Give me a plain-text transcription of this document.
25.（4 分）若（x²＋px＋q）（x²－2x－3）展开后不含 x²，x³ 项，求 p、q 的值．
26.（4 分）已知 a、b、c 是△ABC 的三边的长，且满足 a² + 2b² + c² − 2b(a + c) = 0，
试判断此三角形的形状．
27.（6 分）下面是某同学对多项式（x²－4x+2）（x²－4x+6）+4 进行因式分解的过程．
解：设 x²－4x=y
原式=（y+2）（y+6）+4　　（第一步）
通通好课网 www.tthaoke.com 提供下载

- **THE EXERCISE**
Send back all of the entries exactly, with nothing missing.

- **ANSWER TO THE PROBLEM**
Give me a plain-text transcription of this document.
25.（4 分）若（x²＋px＋q）（x²－2x－3）展开后不含 x²，x³ 项，求 p、q 的值．
26.（4 分）已知 a、b、c 是△ABC 的三边的长，且满足 a² + 2b² + c² − 2b(a + c) = 0，
试判断此三角形的形状．
27.（6 分）下面是某同学对多项式（x²－4x+2）（x²－4x+6）+4 进行因式分解的过程．
解：设 x²－4x=y
原式=（y+2）（y+6）+4　　（第一步）
通通好课网 www.tthaoke.com 提供下载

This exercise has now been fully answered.